Supplied information:

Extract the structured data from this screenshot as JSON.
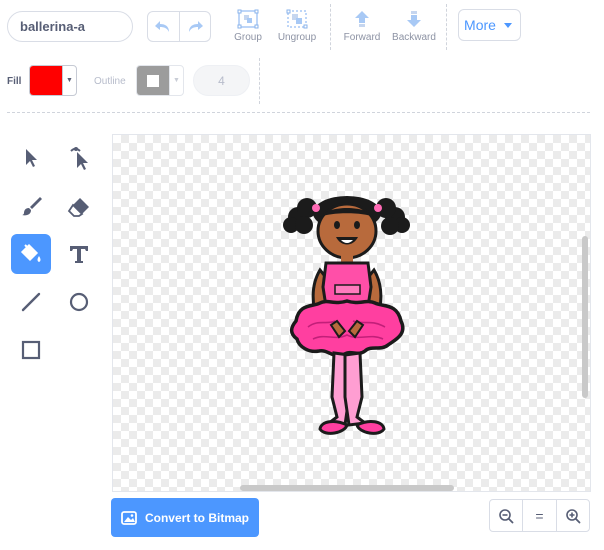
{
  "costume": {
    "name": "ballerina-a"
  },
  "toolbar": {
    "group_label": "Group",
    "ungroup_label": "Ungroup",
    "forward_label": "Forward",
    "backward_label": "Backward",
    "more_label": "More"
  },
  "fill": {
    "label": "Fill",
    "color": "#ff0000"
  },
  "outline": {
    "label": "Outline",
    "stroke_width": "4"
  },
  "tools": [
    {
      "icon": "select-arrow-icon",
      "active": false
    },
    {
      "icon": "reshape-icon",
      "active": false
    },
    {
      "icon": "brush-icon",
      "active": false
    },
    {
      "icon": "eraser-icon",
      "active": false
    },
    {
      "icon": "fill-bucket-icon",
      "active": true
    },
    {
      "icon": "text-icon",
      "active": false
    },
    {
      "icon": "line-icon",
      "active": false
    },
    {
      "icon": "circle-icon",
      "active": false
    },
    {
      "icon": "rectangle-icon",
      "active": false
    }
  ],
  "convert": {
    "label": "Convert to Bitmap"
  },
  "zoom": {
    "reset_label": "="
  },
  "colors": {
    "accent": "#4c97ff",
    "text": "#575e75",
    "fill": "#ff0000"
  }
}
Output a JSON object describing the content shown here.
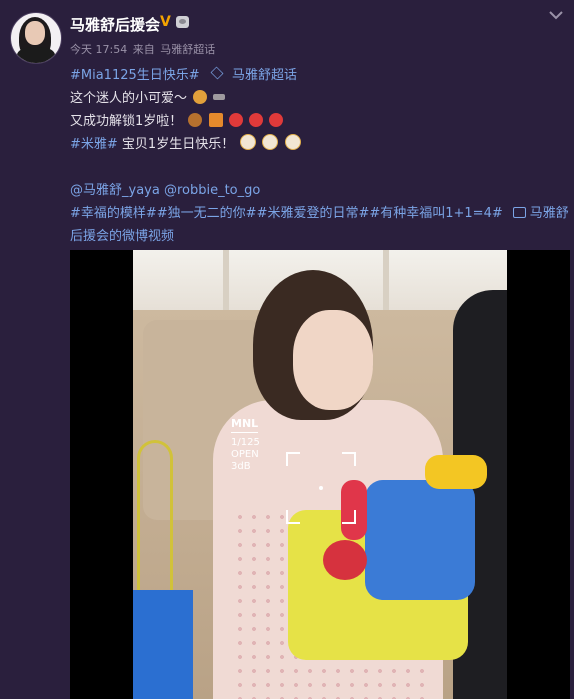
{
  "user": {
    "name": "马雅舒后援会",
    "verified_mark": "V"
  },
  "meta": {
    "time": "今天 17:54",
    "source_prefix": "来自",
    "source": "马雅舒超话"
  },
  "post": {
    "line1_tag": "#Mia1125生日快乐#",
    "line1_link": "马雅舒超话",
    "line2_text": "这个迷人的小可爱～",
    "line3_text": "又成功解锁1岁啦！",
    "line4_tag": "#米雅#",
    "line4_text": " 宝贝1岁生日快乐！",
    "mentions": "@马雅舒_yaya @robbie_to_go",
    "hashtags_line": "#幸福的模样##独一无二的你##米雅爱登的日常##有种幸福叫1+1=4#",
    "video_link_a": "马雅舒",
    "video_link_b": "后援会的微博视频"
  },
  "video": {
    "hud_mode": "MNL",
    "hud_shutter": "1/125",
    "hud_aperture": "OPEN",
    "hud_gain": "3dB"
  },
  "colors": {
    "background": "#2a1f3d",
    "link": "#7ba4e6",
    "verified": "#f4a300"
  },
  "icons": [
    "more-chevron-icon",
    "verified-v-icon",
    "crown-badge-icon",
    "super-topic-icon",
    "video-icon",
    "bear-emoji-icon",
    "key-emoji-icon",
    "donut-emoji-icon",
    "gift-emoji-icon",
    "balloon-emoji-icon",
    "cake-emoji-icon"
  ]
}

==

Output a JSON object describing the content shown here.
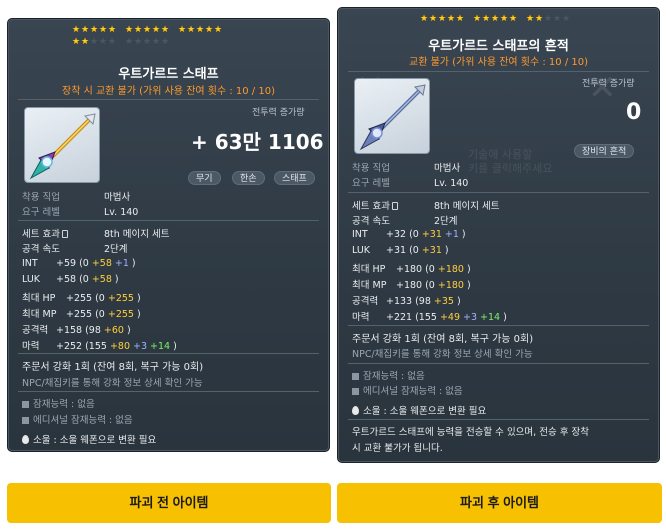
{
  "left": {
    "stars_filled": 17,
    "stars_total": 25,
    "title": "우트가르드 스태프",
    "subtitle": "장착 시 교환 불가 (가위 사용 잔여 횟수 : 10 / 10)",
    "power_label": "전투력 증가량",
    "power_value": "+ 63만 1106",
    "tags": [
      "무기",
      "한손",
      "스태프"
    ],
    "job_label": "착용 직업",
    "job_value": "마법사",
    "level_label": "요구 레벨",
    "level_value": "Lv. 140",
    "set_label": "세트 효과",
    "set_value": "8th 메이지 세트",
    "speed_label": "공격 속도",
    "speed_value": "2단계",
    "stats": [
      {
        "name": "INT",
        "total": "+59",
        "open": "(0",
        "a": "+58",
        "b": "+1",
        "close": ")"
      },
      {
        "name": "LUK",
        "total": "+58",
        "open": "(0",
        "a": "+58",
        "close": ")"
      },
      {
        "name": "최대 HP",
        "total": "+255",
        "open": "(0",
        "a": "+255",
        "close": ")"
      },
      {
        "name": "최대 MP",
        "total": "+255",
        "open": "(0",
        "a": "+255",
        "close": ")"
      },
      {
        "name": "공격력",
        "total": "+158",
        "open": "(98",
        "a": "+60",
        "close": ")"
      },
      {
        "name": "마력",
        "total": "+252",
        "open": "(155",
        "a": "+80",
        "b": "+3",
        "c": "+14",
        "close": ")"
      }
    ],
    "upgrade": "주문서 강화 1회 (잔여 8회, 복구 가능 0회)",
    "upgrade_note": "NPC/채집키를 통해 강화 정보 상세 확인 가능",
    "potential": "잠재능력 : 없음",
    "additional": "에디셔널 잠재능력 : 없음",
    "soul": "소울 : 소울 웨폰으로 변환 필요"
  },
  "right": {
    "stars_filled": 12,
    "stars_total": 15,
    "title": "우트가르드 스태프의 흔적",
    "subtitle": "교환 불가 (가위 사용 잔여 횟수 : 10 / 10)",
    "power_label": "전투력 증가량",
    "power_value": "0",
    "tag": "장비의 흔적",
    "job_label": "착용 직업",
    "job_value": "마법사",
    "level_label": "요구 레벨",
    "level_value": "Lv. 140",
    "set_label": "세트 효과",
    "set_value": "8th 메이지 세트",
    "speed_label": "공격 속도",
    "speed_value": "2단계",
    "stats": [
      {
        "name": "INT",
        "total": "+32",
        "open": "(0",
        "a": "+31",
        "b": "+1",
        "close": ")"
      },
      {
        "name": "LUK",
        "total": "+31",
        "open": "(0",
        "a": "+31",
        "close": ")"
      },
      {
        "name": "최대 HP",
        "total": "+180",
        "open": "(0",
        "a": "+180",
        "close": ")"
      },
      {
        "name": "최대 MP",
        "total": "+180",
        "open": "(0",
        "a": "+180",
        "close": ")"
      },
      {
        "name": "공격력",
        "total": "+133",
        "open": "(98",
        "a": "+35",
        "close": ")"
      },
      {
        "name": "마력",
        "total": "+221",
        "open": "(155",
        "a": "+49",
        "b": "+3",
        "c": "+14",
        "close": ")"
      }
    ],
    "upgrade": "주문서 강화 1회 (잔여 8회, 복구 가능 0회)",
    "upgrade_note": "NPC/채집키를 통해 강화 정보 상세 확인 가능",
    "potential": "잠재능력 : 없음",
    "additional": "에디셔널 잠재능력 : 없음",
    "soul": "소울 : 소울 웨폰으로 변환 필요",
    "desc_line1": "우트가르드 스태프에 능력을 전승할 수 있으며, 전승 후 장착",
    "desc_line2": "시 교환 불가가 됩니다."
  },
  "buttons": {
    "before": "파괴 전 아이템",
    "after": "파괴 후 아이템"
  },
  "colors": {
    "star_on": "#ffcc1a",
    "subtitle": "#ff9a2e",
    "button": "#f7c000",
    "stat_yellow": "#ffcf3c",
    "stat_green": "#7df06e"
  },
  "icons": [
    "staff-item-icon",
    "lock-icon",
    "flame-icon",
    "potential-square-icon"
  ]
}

Your instructions: In the material above, show every line where the word "emoji" turns up.

Complete response:
    "bear-emoji-icon",
    "key-emoji-icon",
    "donut-emoji-icon",
    "gift-emoji-icon",
    "balloon-emoji-icon",
    "cake-emoji-icon"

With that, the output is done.